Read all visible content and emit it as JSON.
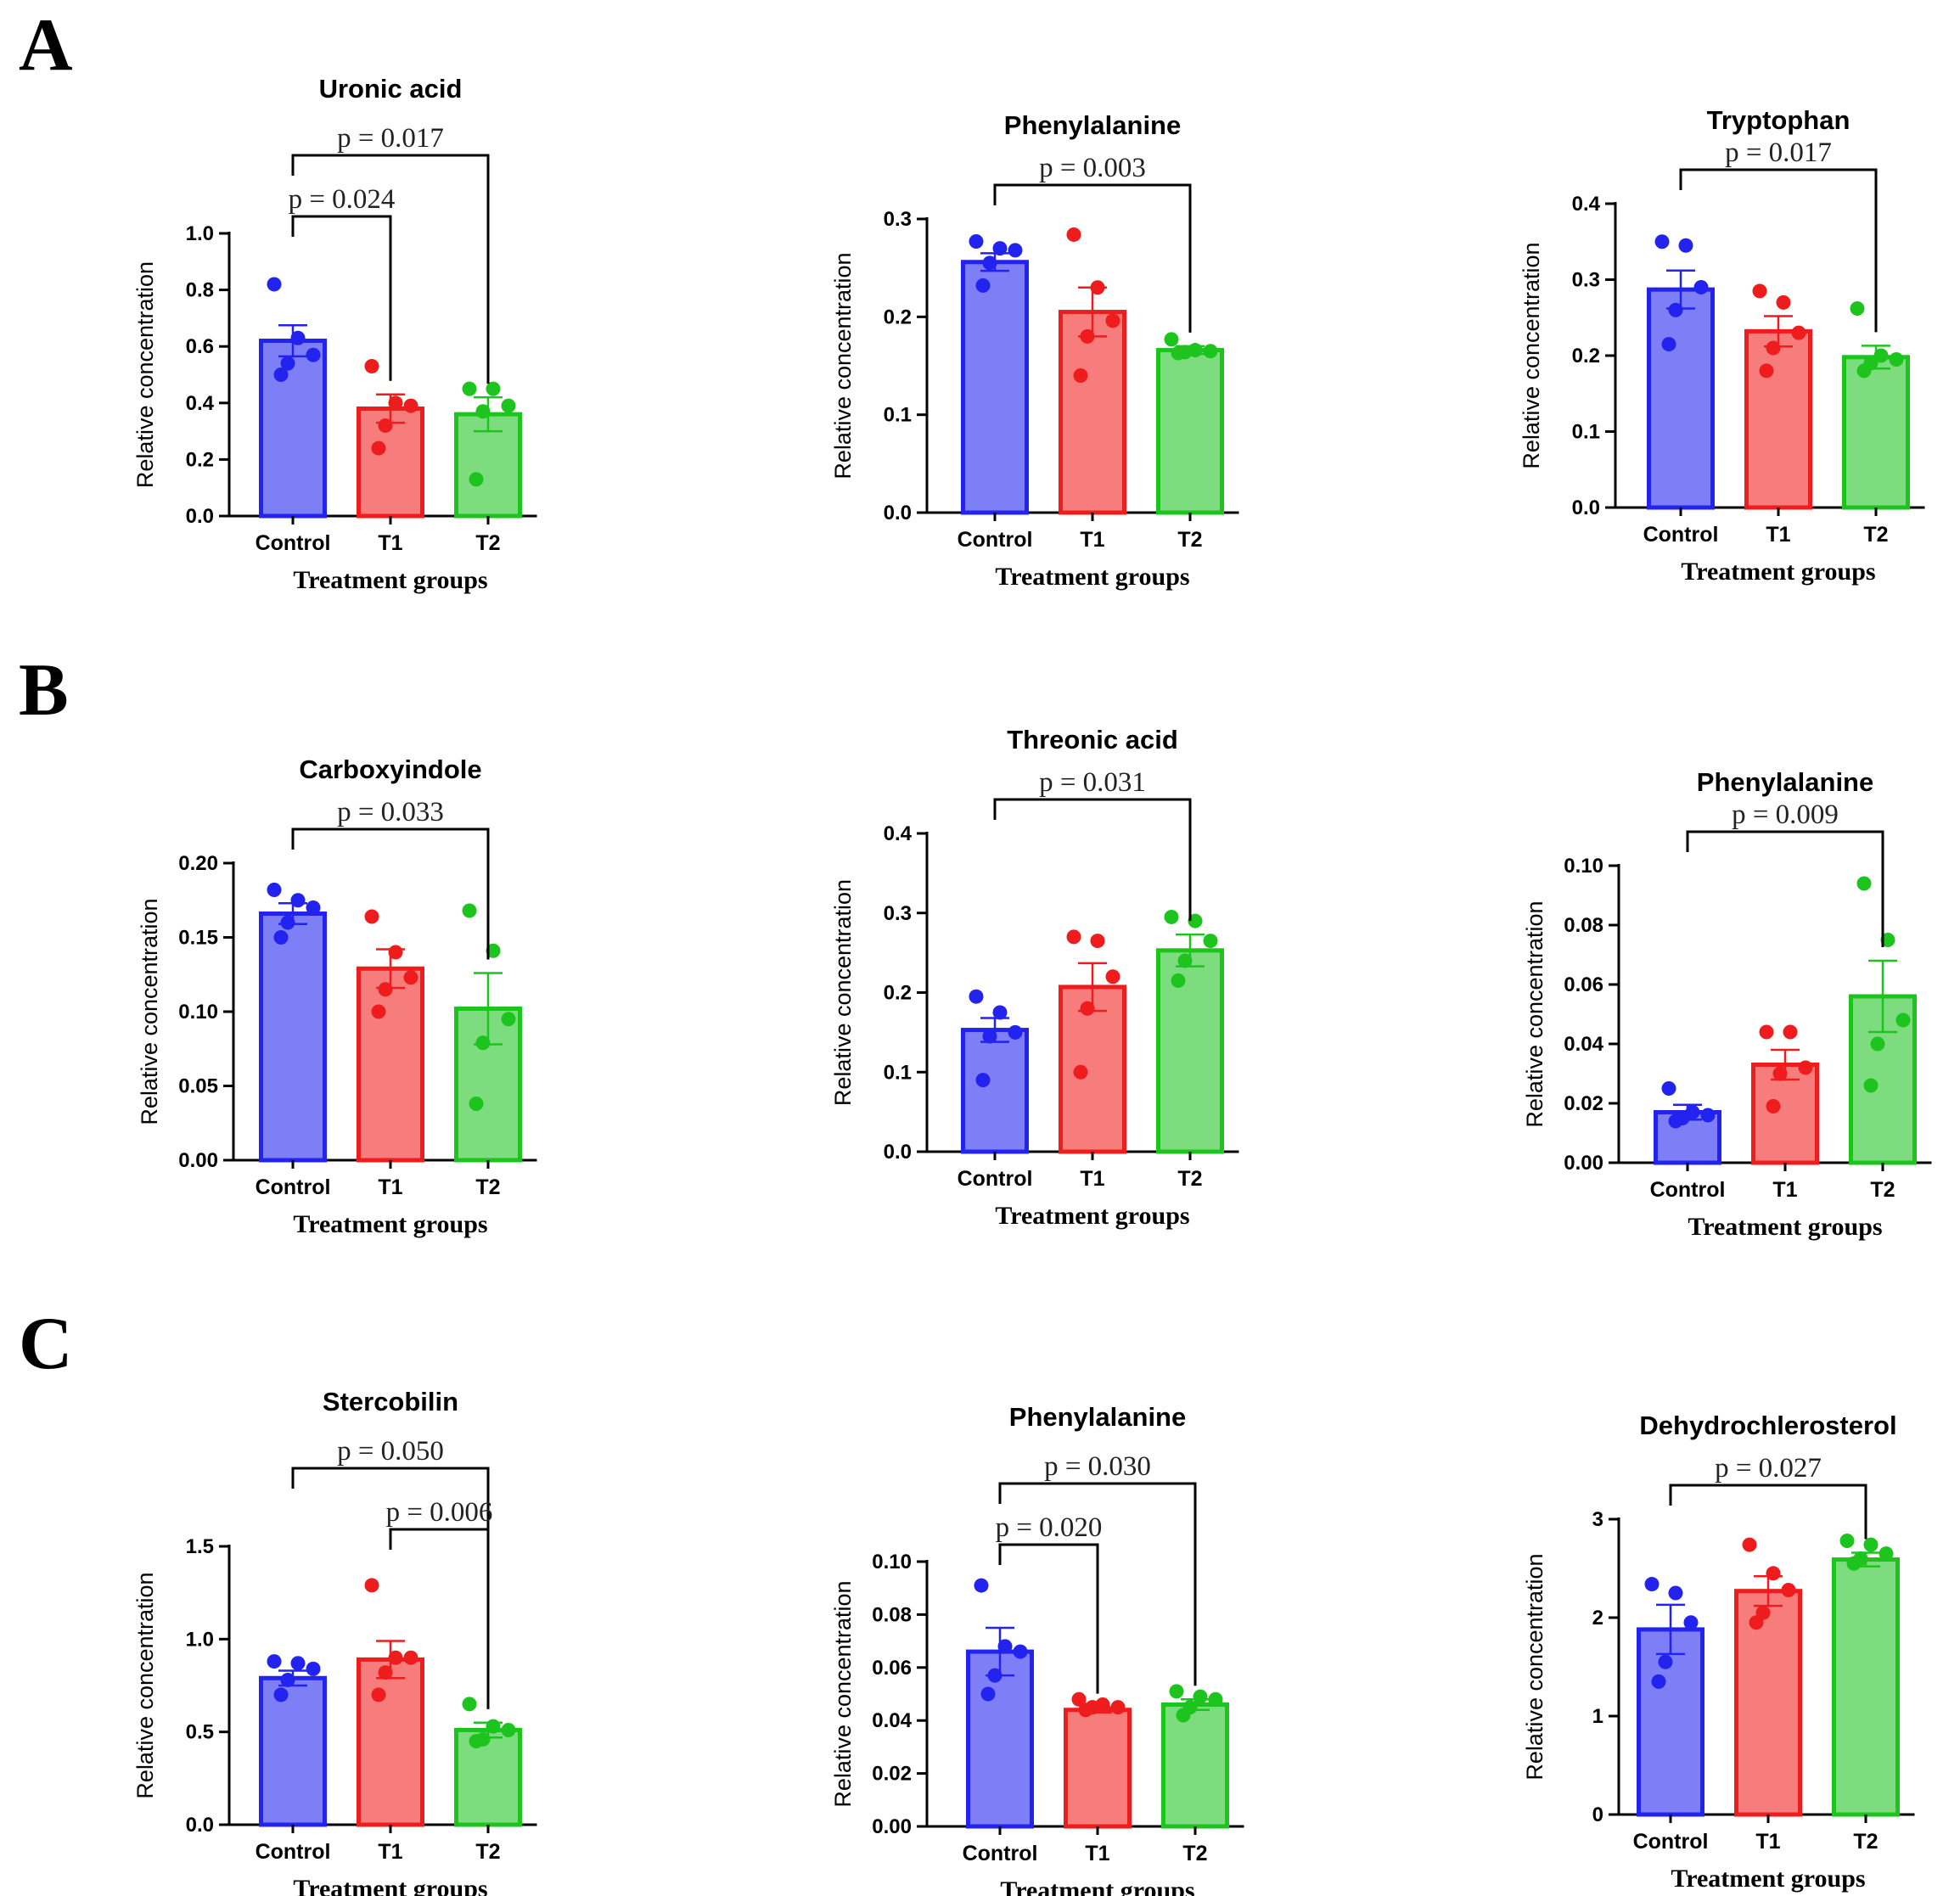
{
  "panels": [
    {
      "letter": "A"
    },
    {
      "letter": "B"
    },
    {
      "letter": "C"
    }
  ],
  "colors": {
    "groups": [
      "#2323f0",
      "#ee1c1c",
      "#1ec41e"
    ],
    "fills": [
      "#7e7ef6",
      "#f77c7c",
      "#7ddc7d"
    ]
  },
  "chart_data": [
    {
      "type": "bar",
      "panel": "A",
      "title": "Uronic acid",
      "ylabel": "Relative concentration",
      "xlabel": "Treatment groups",
      "categories": [
        "Control",
        "T1",
        "T2"
      ],
      "ylim": [
        0,
        1.0
      ],
      "yticks": [
        "0.0",
        "0.2",
        "0.4",
        "0.6",
        "0.8",
        "1.0"
      ],
      "values": [
        0.62,
        0.38,
        0.36
      ],
      "sem": [
        0.055,
        0.05,
        0.06
      ],
      "points": [
        [
          0.82,
          0.63,
          0.57,
          0.54,
          0.5
        ],
        [
          0.53,
          0.4,
          0.39,
          0.32,
          0.24
        ],
        [
          0.45,
          0.45,
          0.39,
          0.37,
          0.13
        ]
      ],
      "comparisons": [
        {
          "from": 0,
          "to": 2,
          "label": "p = 0.017"
        },
        {
          "from": 0,
          "to": 1,
          "label": "p = 0.024"
        }
      ]
    },
    {
      "type": "bar",
      "panel": "A",
      "title": "Phenylalanine",
      "ylabel": "Relative concentration",
      "xlabel": "Treatment groups",
      "categories": [
        "Control",
        "T1",
        "T2"
      ],
      "ylim": [
        0,
        0.3
      ],
      "yticks": [
        "0.0",
        "0.1",
        "0.2",
        "0.3"
      ],
      "values": [
        0.256,
        0.205,
        0.166
      ],
      "sem": [
        0.009,
        0.025,
        0.004
      ],
      "points": [
        [
          0.277,
          0.27,
          0.268,
          0.255,
          0.232
        ],
        [
          0.284,
          0.23,
          0.196,
          0.18,
          0.14
        ],
        [
          0.177,
          0.166,
          0.165,
          0.164,
          0.163
        ]
      ],
      "comparisons": [
        {
          "from": 0,
          "to": 2,
          "label": "p = 0.003"
        }
      ]
    },
    {
      "type": "bar",
      "panel": "A",
      "title": "Tryptophan",
      "ylabel": "Relative concentration",
      "xlabel": "Treatment groups",
      "categories": [
        "Control",
        "T1",
        "T2"
      ],
      "ylim": [
        0,
        0.4
      ],
      "yticks": [
        "0.0",
        "0.1",
        "0.2",
        "0.3",
        "0.4"
      ],
      "values": [
        0.287,
        0.232,
        0.198
      ],
      "sem": [
        0.025,
        0.02,
        0.015
      ],
      "points": [
        [
          0.35,
          0.345,
          0.29,
          0.26,
          0.215
        ],
        [
          0.285,
          0.27,
          0.23,
          0.21,
          0.18
        ],
        [
          0.262,
          0.2,
          0.195,
          0.19,
          0.18
        ]
      ],
      "comparisons": [
        {
          "from": 0,
          "to": 2,
          "label": "p = 0.017"
        }
      ]
    },
    {
      "type": "bar",
      "panel": "B",
      "title": "Carboxyindole",
      "ylabel": "Relative concentration",
      "xlabel": "Treatment groups",
      "categories": [
        "Control",
        "T1",
        "T2"
      ],
      "ylim": [
        0,
        0.2
      ],
      "yticks": [
        "0.00",
        "0.05",
        "0.10",
        "0.15",
        "0.20"
      ],
      "values": [
        0.166,
        0.129,
        0.102
      ],
      "sem": [
        0.007,
        0.013,
        0.024
      ],
      "points": [
        [
          0.182,
          0.175,
          0.17,
          0.16,
          0.15
        ],
        [
          0.164,
          0.14,
          0.123,
          0.115,
          0.1
        ],
        [
          0.168,
          0.141,
          0.095,
          0.079,
          0.038
        ]
      ],
      "comparisons": [
        {
          "from": 0,
          "to": 2,
          "label": "p = 0.033"
        }
      ]
    },
    {
      "type": "bar",
      "panel": "B",
      "title": "Threonic acid",
      "ylabel": "Relative concentration",
      "xlabel": "Treatment groups",
      "categories": [
        "Control",
        "T1",
        "T2"
      ],
      "ylim": [
        0,
        0.4
      ],
      "yticks": [
        "0.0",
        "0.1",
        "0.2",
        "0.3",
        "0.4"
      ],
      "values": [
        0.153,
        0.207,
        0.253
      ],
      "sem": [
        0.015,
        0.03,
        0.02
      ],
      "points": [
        [
          0.195,
          0.175,
          0.15,
          0.145,
          0.09
        ],
        [
          0.27,
          0.265,
          0.22,
          0.18,
          0.1
        ],
        [
          0.295,
          0.29,
          0.265,
          0.24,
          0.215
        ]
      ],
      "comparisons": [
        {
          "from": 0,
          "to": 2,
          "label": "p = 0.031"
        }
      ]
    },
    {
      "type": "bar",
      "panel": "B",
      "title": "Phenylalanine",
      "ylabel": "Relative concentration",
      "xlabel": "Treatment groups",
      "categories": [
        "Control",
        "T1",
        "T2"
      ],
      "ylim": [
        0,
        0.1
      ],
      "yticks": [
        "0.00",
        "0.02",
        "0.04",
        "0.06",
        "0.08",
        "0.10"
      ],
      "values": [
        0.017,
        0.033,
        0.056
      ],
      "sem": [
        0.0025,
        0.005,
        0.012
      ],
      "points": [
        [
          0.025,
          0.017,
          0.016,
          0.015,
          0.014
        ],
        [
          0.044,
          0.044,
          0.032,
          0.03,
          0.019
        ],
        [
          0.094,
          0.075,
          0.048,
          0.04,
          0.026
        ]
      ],
      "comparisons": [
        {
          "from": 0,
          "to": 2,
          "label": "p = 0.009"
        }
      ]
    },
    {
      "type": "bar",
      "panel": "C",
      "title": "Stercobilin",
      "ylabel": "Relative concentration",
      "xlabel": "Treatment groups",
      "categories": [
        "Control",
        "T1",
        "T2"
      ],
      "ylim": [
        0,
        1.5
      ],
      "yticks": [
        "0.0",
        "0.5",
        "1.0",
        "1.5"
      ],
      "values": [
        0.79,
        0.89,
        0.51
      ],
      "sem": [
        0.04,
        0.1,
        0.04
      ],
      "points": [
        [
          0.88,
          0.87,
          0.84,
          0.78,
          0.7
        ],
        [
          1.29,
          0.9,
          0.9,
          0.82,
          0.7
        ],
        [
          0.65,
          0.53,
          0.51,
          0.46,
          0.45
        ]
      ],
      "comparisons": [
        {
          "from": 0,
          "to": 2,
          "label": "p = 0.050"
        },
        {
          "from": 1,
          "to": 2,
          "label": "p = 0.006"
        }
      ]
    },
    {
      "type": "bar",
      "panel": "C",
      "title": "Phenylalanine",
      "ylabel": "Relative concentration",
      "xlabel": "Treatment groups",
      "categories": [
        "Control",
        "T1",
        "T2"
      ],
      "ylim": [
        0,
        0.1
      ],
      "yticks": [
        "0.00",
        "0.02",
        "0.04",
        "0.06",
        "0.08",
        "0.10"
      ],
      "values": [
        0.066,
        0.044,
        0.046
      ],
      "sem": [
        0.009,
        0.001,
        0.002
      ],
      "points": [
        [
          0.091,
          0.068,
          0.066,
          0.057,
          0.05
        ],
        [
          0.048,
          0.046,
          0.045,
          0.045,
          0.044
        ],
        [
          0.051,
          0.049,
          0.048,
          0.045,
          0.042
        ]
      ],
      "comparisons": [
        {
          "from": 0,
          "to": 2,
          "label": "p = 0.030"
        },
        {
          "from": 0,
          "to": 1,
          "label": "p = 0.020"
        }
      ]
    },
    {
      "type": "bar",
      "panel": "C",
      "title": "Dehydrochlerosterol",
      "ylabel": "Relative concentration",
      "xlabel": "Treatment groups",
      "categories": [
        "Control",
        "T1",
        "T2"
      ],
      "ylim": [
        0,
        3
      ],
      "yticks": [
        "0",
        "1",
        "2",
        "3"
      ],
      "values": [
        1.88,
        2.27,
        2.59
      ],
      "sem": [
        0.25,
        0.15,
        0.07
      ],
      "points": [
        [
          2.34,
          2.25,
          1.95,
          1.55,
          1.35
        ],
        [
          2.74,
          2.45,
          2.28,
          2.05,
          1.95
        ],
        [
          2.78,
          2.74,
          2.65,
          2.6,
          2.55
        ]
      ],
      "comparisons": [
        {
          "from": 0,
          "to": 2,
          "label": "p = 0.027"
        }
      ]
    }
  ]
}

|---|

TASK INSTRUCTIONS:
For each line in the data above that contains the string "acid", extract the line.

SOLUTION FOR THIS PROBLEM:
      "title": "Uronic acid",
      "title": "Threonic acid",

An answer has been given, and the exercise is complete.